Page excerpt
»»

IPUC reduces size of wind projects than can qualify for PURPA rate


The Idaho Public Utilities Commission today is reducing the size of non-firmed wind projects that can qualify for a special rate paid small-power producers by regulated utilities such as Idaho Power. With today’s order, small, non-firm wind projects can be no larger than 100 kilowatts to qualify for the rate. The previous limit was 10 megawatts.


The order is in response to a petition from Idaho Power Company that it be granted a six- to nine-month suspension from its obligation under the federal Public Utility Regulatory Policies Act (PURPA) to buy energy generated by qualifying wind-powered projects.


Rather than granting the suspension, the commission is establishing the lower limit while it leaves the case open for further study. The 100 kW limit does not apply to all PURPA contracts, but only wind contracts that are not “firm,” meaning they cannot be backed up by an alternative energy source when wind fails to generate the amount of energy the wind developer commits to deliver to the power company. Also exempt from the 100 kW limit are non-firm projects that signed power purchase agreements with Idaho Power before July 1 or have submitted a completed interconnection application and paid the required fee, and have taken other substantial steps to further their projects.


The Public Utility Regulatory Policies Act of 1978 (PURPA) requires regulated electric utilities to buy renewable power from qualifying small-scale power production facilities. The act, in response to the energy crisis of the late 1970s, requires that electric utilities offer to buy power produced by small power producers at an “avoided cost rate” equal to the cost the electric utility avoids if it would have had to generate the power itself or purchase it from another source. State commissions establish the avoided cost rate that is paid to developers.

««

Stated problem
Please give the previous size limit, according to the article on Idaho wind projects, for small, non-firm wind projects to qualify for the special rate. The listing after this point isn't needed.

Source material
»»

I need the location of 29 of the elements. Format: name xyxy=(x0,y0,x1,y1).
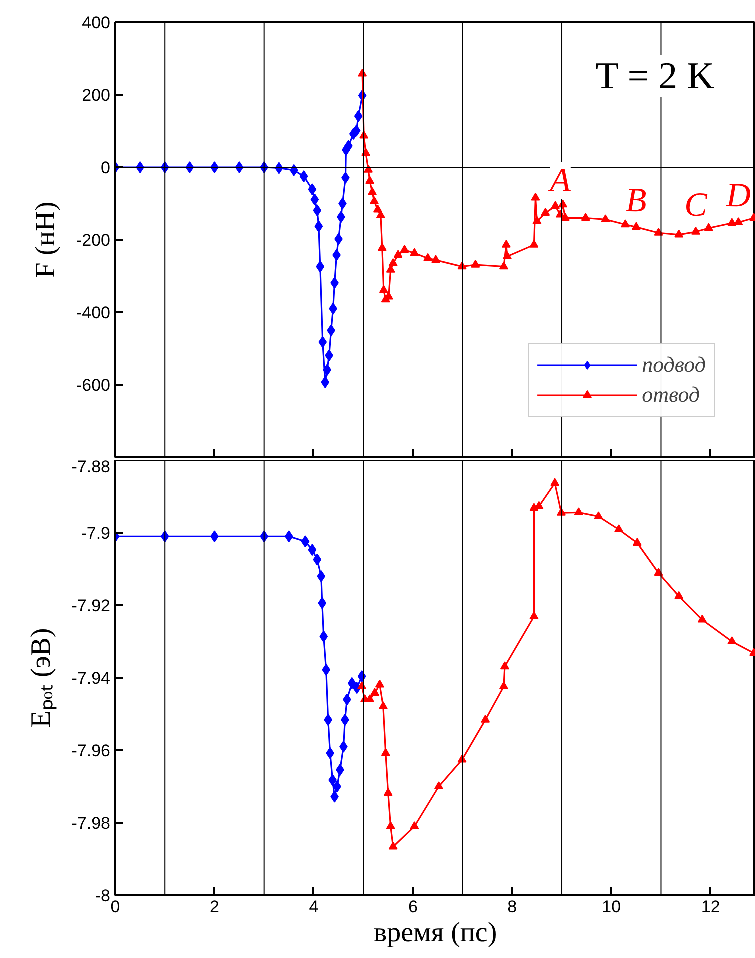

««

Output for this task
10 megawatts.